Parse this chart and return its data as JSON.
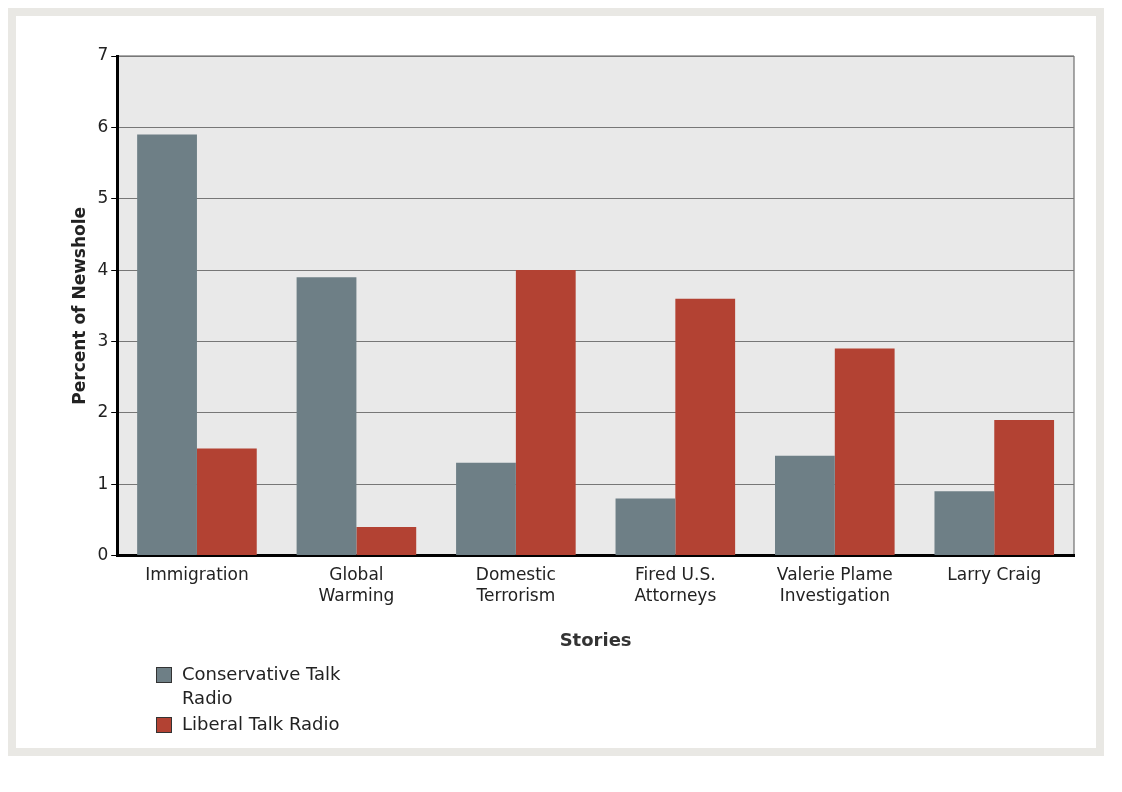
{
  "chart_data": {
    "type": "bar",
    "xlabel": "Stories",
    "ylabel": "Percent of Newshole",
    "categories": [
      "Immigration",
      "Global Warming",
      "Domestic Terrorism",
      "Fired U.S. Attorneys",
      "Valerie Plame Investigation",
      "Larry Craig"
    ],
    "series": [
      {
        "name": "Conservative Talk Radio",
        "color": "#6e7f86",
        "values": [
          5.9,
          3.9,
          1.3,
          0.8,
          1.4,
          0.9
        ]
      },
      {
        "name": "Liberal Talk Radio",
        "color": "#b34233",
        "values": [
          1.5,
          0.4,
          4.0,
          3.6,
          2.9,
          1.9
        ]
      }
    ],
    "ylim": [
      0,
      7
    ],
    "yticks": [
      0,
      1,
      2,
      3,
      4,
      5,
      6,
      7
    ],
    "grid": "y",
    "legend": "bottom left"
  }
}
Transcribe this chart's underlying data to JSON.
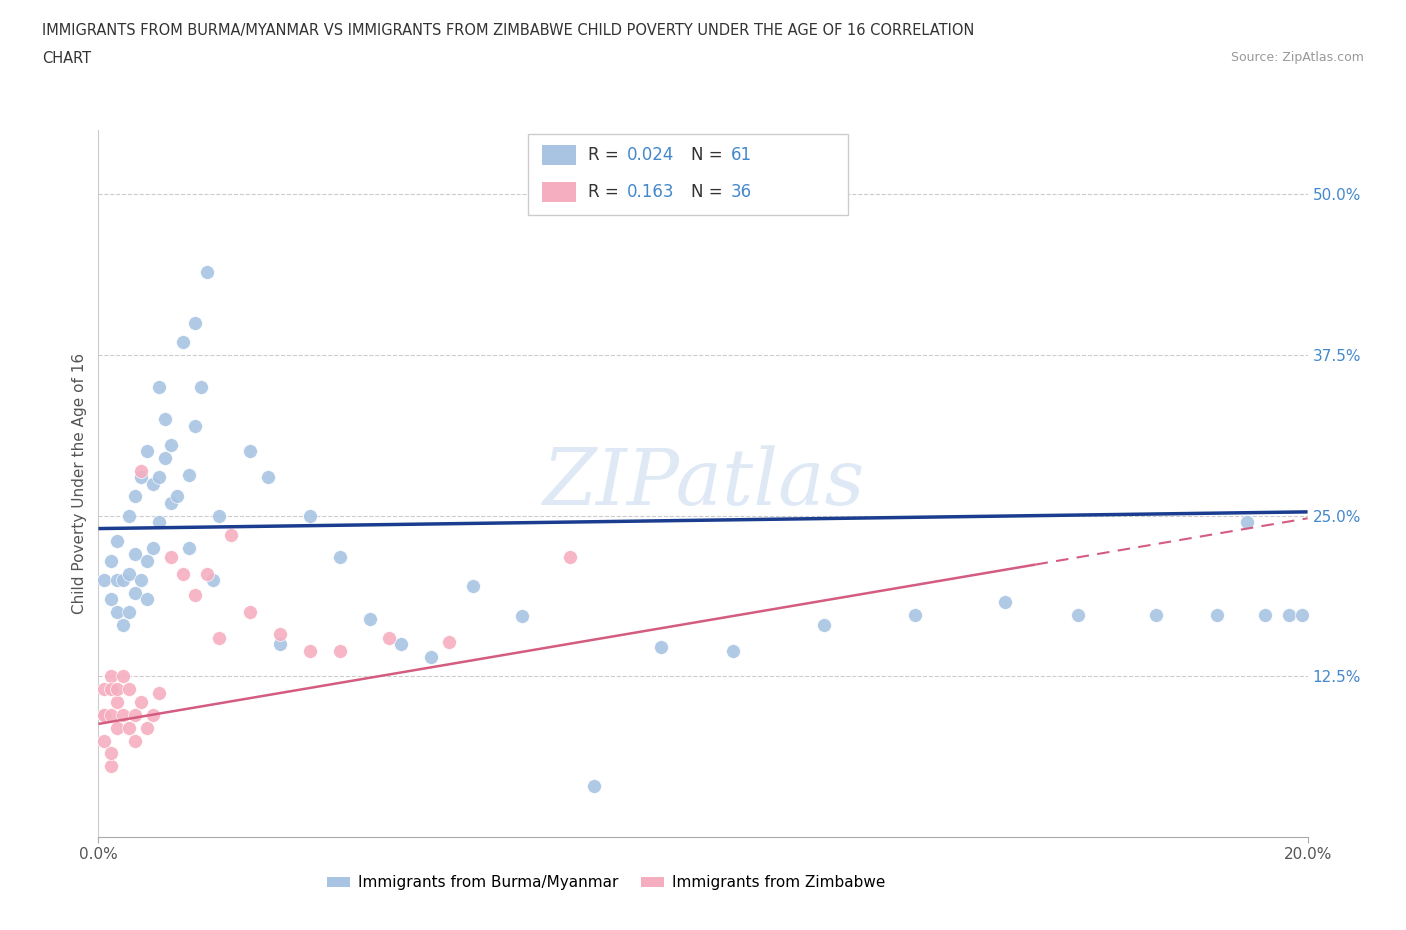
{
  "title_line1": "IMMIGRANTS FROM BURMA/MYANMAR VS IMMIGRANTS FROM ZIMBABWE CHILD POVERTY UNDER THE AGE OF 16 CORRELATION",
  "title_line2": "CHART",
  "source": "Source: ZipAtlas.com",
  "ylabel": "Child Poverty Under the Age of 16",
  "xlim": [
    0.0,
    0.2
  ],
  "ylim": [
    0.0,
    0.55
  ],
  "hlines": [
    0.125,
    0.25,
    0.375,
    0.5
  ],
  "ytick_vals": [
    0.125,
    0.25,
    0.375,
    0.5
  ],
  "ytick_labels": [
    "12.5%",
    "25.0%",
    "37.5%",
    "50.0%"
  ],
  "xtick_vals": [
    0.0,
    0.2
  ],
  "xtick_labels": [
    "0.0%",
    "20.0%"
  ],
  "R_burma": 0.024,
  "N_burma": 61,
  "R_zimbabwe": 0.163,
  "N_zimbabwe": 36,
  "color_burma": "#a8c4e2",
  "color_zimbabwe": "#f5aec0",
  "line_color_burma": "#1a3d8f",
  "line_color_zimbabwe": "#d45c80",
  "burma_line_x0": 0.0,
  "burma_line_x1": 0.2,
  "burma_line_y0": 0.24,
  "burma_line_y1": 0.253,
  "zimbabwe_line_x0": 0.0,
  "zimbabwe_line_x1": 0.2,
  "zimbabwe_line_y0": 0.088,
  "zimbabwe_line_y1": 0.248,
  "watermark": "ZIPatlas",
  "bg_color": "#ffffff",
  "grid_color": "#cccccc",
  "legend_text_color": "#4488cc",
  "legend_label_color": "#333333",
  "burma_x": [
    0.001,
    0.002,
    0.002,
    0.003,
    0.003,
    0.003,
    0.004,
    0.004,
    0.005,
    0.005,
    0.005,
    0.006,
    0.006,
    0.006,
    0.007,
    0.007,
    0.008,
    0.008,
    0.008,
    0.009,
    0.009,
    0.01,
    0.01,
    0.01,
    0.011,
    0.011,
    0.012,
    0.012,
    0.013,
    0.014,
    0.015,
    0.015,
    0.016,
    0.016,
    0.017,
    0.018,
    0.019,
    0.02,
    0.025,
    0.028,
    0.03,
    0.035,
    0.04,
    0.045,
    0.05,
    0.055,
    0.062,
    0.07,
    0.082,
    0.093,
    0.105,
    0.12,
    0.135,
    0.15,
    0.162,
    0.175,
    0.185,
    0.19,
    0.193,
    0.197,
    0.199
  ],
  "burma_y": [
    0.2,
    0.185,
    0.215,
    0.175,
    0.2,
    0.23,
    0.165,
    0.2,
    0.175,
    0.205,
    0.25,
    0.19,
    0.22,
    0.265,
    0.2,
    0.28,
    0.185,
    0.215,
    0.3,
    0.225,
    0.275,
    0.245,
    0.35,
    0.28,
    0.295,
    0.325,
    0.26,
    0.305,
    0.265,
    0.385,
    0.225,
    0.282,
    0.32,
    0.4,
    0.35,
    0.44,
    0.2,
    0.25,
    0.3,
    0.28,
    0.15,
    0.25,
    0.218,
    0.17,
    0.15,
    0.14,
    0.195,
    0.172,
    0.04,
    0.148,
    0.145,
    0.165,
    0.173,
    0.183,
    0.173,
    0.173,
    0.173,
    0.245,
    0.173,
    0.173,
    0.173
  ],
  "zimbabwe_x": [
    0.001,
    0.001,
    0.001,
    0.001,
    0.002,
    0.002,
    0.002,
    0.002,
    0.002,
    0.003,
    0.003,
    0.003,
    0.004,
    0.004,
    0.005,
    0.005,
    0.006,
    0.006,
    0.007,
    0.007,
    0.008,
    0.009,
    0.01,
    0.012,
    0.014,
    0.016,
    0.018,
    0.02,
    0.022,
    0.025,
    0.03,
    0.035,
    0.04,
    0.048,
    0.058,
    0.078
  ],
  "zimbabwe_y": [
    0.095,
    0.075,
    0.115,
    0.095,
    0.055,
    0.125,
    0.065,
    0.095,
    0.115,
    0.085,
    0.105,
    0.115,
    0.095,
    0.125,
    0.085,
    0.115,
    0.075,
    0.095,
    0.285,
    0.105,
    0.085,
    0.095,
    0.112,
    0.218,
    0.205,
    0.188,
    0.205,
    0.155,
    0.235,
    0.175,
    0.158,
    0.145,
    0.145,
    0.155,
    0.152,
    0.218
  ]
}
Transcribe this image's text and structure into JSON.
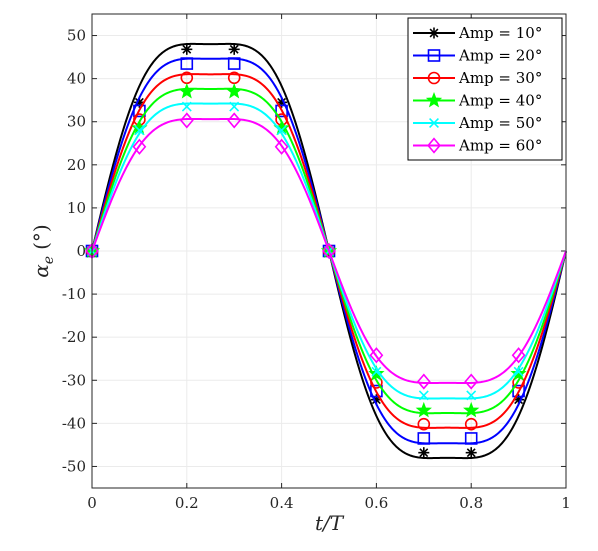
{
  "chart_data": {
    "type": "line",
    "xlabel": "t/T",
    "ylabel": "α_e (°)",
    "ylabel_parts": {
      "symbol": "α",
      "subscript": "e",
      "unit": "(°)"
    },
    "xlim": [
      0,
      1
    ],
    "ylim": [
      -55,
      55
    ],
    "x_ticks": [
      0,
      0.2,
      0.4,
      0.6,
      0.8,
      1
    ],
    "x_tick_labels": [
      "0",
      "0.2",
      "0.4",
      "0.6",
      "0.8",
      "1"
    ],
    "y_ticks": [
      50,
      40,
      30,
      20,
      10,
      0,
      -10,
      -20,
      -30,
      -40,
      -50
    ],
    "y_tick_labels": [
      "50",
      "40",
      "30",
      "20",
      "10",
      "0",
      "-10",
      "-20",
      "-30",
      "-40",
      "-50"
    ],
    "grid": true,
    "legend_position": "top-right",
    "marker_x": [
      0,
      0.1,
      0.2,
      0.3,
      0.4,
      0.5,
      0.6,
      0.7,
      0.8,
      0.9
    ],
    "series": [
      {
        "name": "Amp = 10°",
        "color": "#000000",
        "marker": "asterisk",
        "peak": 48,
        "marker_y": [
          0,
          34.5,
          46.8,
          46.8,
          34.5,
          0,
          -34.5,
          -46.8,
          -46.8,
          -34.5
        ]
      },
      {
        "name": "Amp = 20°",
        "color": "#0000ff",
        "marker": "square",
        "peak": 44.6,
        "marker_y": [
          0,
          32.5,
          43.5,
          43.5,
          32.5,
          0,
          -32.5,
          -43.5,
          -43.5,
          -32.5
        ]
      },
      {
        "name": "Amp = 30°",
        "color": "#ff0000",
        "marker": "circle",
        "peak": 41,
        "marker_y": [
          0,
          30.5,
          40.2,
          40.2,
          30.5,
          0,
          -30.5,
          -40.2,
          -40.2,
          -30.5
        ]
      },
      {
        "name": "Amp = 40°",
        "color": "#00ff00",
        "marker": "star",
        "peak": 37.6,
        "marker_y": [
          0,
          28.5,
          37,
          37,
          28.5,
          0,
          -28.5,
          -37,
          -37,
          -28.5
        ]
      },
      {
        "name": "Amp = 50°",
        "color": "#00ffff",
        "marker": "x",
        "peak": 34.2,
        "marker_y": [
          0,
          28,
          33.5,
          33.5,
          28,
          0,
          -28,
          -33.5,
          -33.5,
          -28
        ]
      },
      {
        "name": "Amp = 60°",
        "color": "#ff00ff",
        "marker": "diamond",
        "peak": 30.6,
        "marker_y": [
          0,
          24.2,
          30.3,
          30.3,
          24.2,
          0,
          -24.2,
          -30.3,
          -30.3,
          -24.2
        ]
      }
    ]
  }
}
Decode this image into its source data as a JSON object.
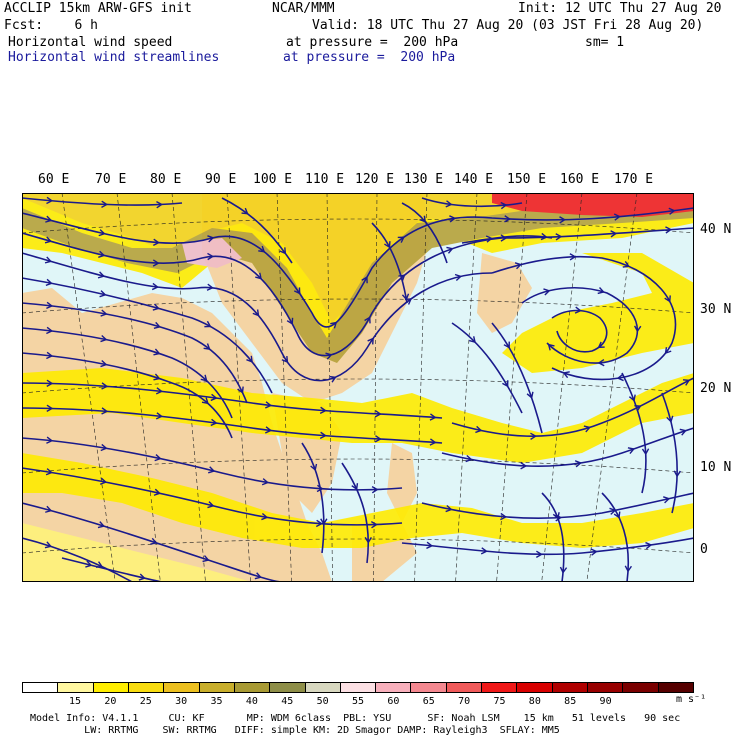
{
  "header": {
    "line1_left": "ACCLIP 15km ARW-GFS init",
    "line1_center": "NCAR/MMM",
    "line1_right": "Init: 12 UTC Thu 27 Aug 20",
    "line2_left": "Fcst:    6 h",
    "line2_right": "Valid: 18 UTC Thu 27 Aug 20 (03 JST Fri 28 Aug 20)",
    "line3_left": "Horizontal wind speed",
    "line3_center": "at pressure =  200 hPa",
    "line3_right": "sm= 1",
    "line4_left": "Horizontal wind streamlines",
    "line4_center": "at pressure =  200 hPa"
  },
  "map": {
    "lon_labels": [
      "60 E",
      "70 E",
      "80 E",
      "90 E",
      "100 E",
      "110 E",
      "120 E",
      "130 E",
      "140 E",
      "150 E",
      "160 E",
      "170 E"
    ],
    "lat_labels": [
      "40 N",
      "30 N",
      "20 N",
      "10 N",
      "0"
    ],
    "colors": {
      "ocean": "#e0f6f8",
      "land": "#f4d4a4",
      "speed_15_20": "#fff27a",
      "speed_20_25": "#ffeb00",
      "speed_25_30": "#f4d21a",
      "speed_30_35": "#dcb93a",
      "speed_35_40": "#b6a23a",
      "speed_40_45": "#9a9650",
      "speed_45_50": "#bdb88c",
      "speed_50_60": "#f0bcc8",
      "speed_70_80": "#f02020",
      "streamline": "#1a1a8c"
    }
  },
  "colorbar": {
    "colors": [
      "#ffffff",
      "#fff7a0",
      "#ffee00",
      "#f8dc10",
      "#ecc020",
      "#c8ae2c",
      "#a89a34",
      "#8e8e48",
      "#d8d8c0",
      "#fce0e4",
      "#f8b0bc",
      "#f48890",
      "#f05a5a",
      "#f01818",
      "#d80000",
      "#b00000",
      "#980000",
      "#7a0000",
      "#560000"
    ],
    "ticks": [
      "15",
      "20",
      "25",
      "30",
      "35",
      "40",
      "45",
      "50",
      "55",
      "60",
      "65",
      "70",
      "75",
      "80",
      "85",
      "90"
    ],
    "units": "m s⁻¹"
  },
  "footer": {
    "line1": "Model Info: V4.1.1     CU: KF       MP: WDM 6class  PBL: YSU      SF: Noah LSM    15 km   51 levels   90 sec",
    "line2": "         LW: RRTMG    SW: RRTMG   DIFF: simple KM: 2D Smagor DAMP: Rayleigh3  SFLAY: MM5"
  }
}
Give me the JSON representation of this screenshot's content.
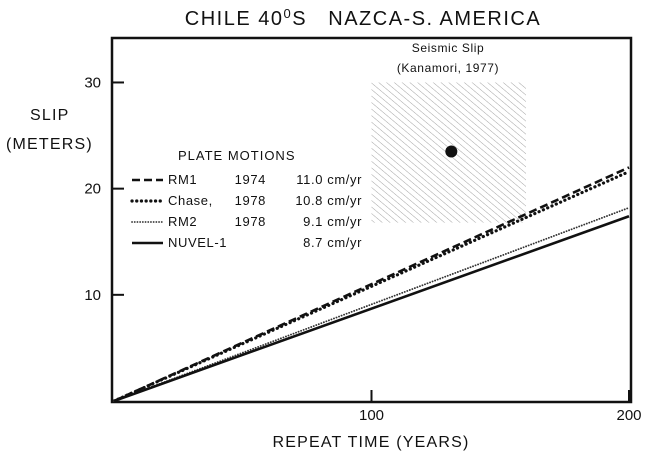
{
  "chart_data": {
    "type": "line",
    "title_left": "CHILE 40",
    "title_sup": "0",
    "title_right": "S   NAZCA-S. AMERICA",
    "ylabel_line1": "SLIP",
    "ylabel_line2": "(METERS)",
    "xlabel": "REPEAT TIME (YEARS)",
    "xlim": [
      0,
      200
    ],
    "ylim": [
      0,
      34
    ],
    "xticks": [
      {
        "value": 100,
        "label": "100"
      },
      {
        "value": 200,
        "label": "200"
      }
    ],
    "yticks": [
      {
        "value": 10,
        "label": "10"
      },
      {
        "value": 20,
        "label": "20"
      },
      {
        "value": 30,
        "label": "30"
      }
    ],
    "grid": false,
    "legend_title": "PLATE MOTIONS",
    "series": [
      {
        "name": "RM1",
        "year": "1974",
        "rate": "11.0 cm/yr",
        "style": "dashed",
        "x": [
          0,
          200
        ],
        "y": [
          0,
          22.0
        ]
      },
      {
        "name": "Chase,",
        "year": "1978",
        "rate": "10.8 cm/yr",
        "style": "dotted-bold",
        "x": [
          0,
          200
        ],
        "y": [
          0,
          21.6
        ]
      },
      {
        "name": "RM2",
        "year": "1978",
        "rate": "9.1 cm/yr",
        "style": "dotted-fine",
        "x": [
          0,
          200
        ],
        "y": [
          0,
          18.2
        ]
      },
      {
        "name": "NUVEL-1",
        "year": "",
        "rate": "8.7 cm/yr",
        "style": "solid",
        "x": [
          0,
          200
        ],
        "y": [
          0,
          17.4
        ]
      }
    ],
    "annotation": {
      "line1": "Seismic Slip",
      "line2": "(Kanamori, 1977)",
      "box_x": [
        100,
        160
      ],
      "box_y": [
        16.8,
        30.0
      ],
      "point": {
        "x": 131,
        "y": 23.5
      }
    }
  }
}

++++++++

● **What is needed**:
Copy down every line of the entries containing the word "rate".

● **Answer in full**:
        "rate": "11.0 cm/yr",
        "rate": "10.8 cm/yr",
        "rate": "9.1 cm/yr",
        "rate": "8.7 cm/yr",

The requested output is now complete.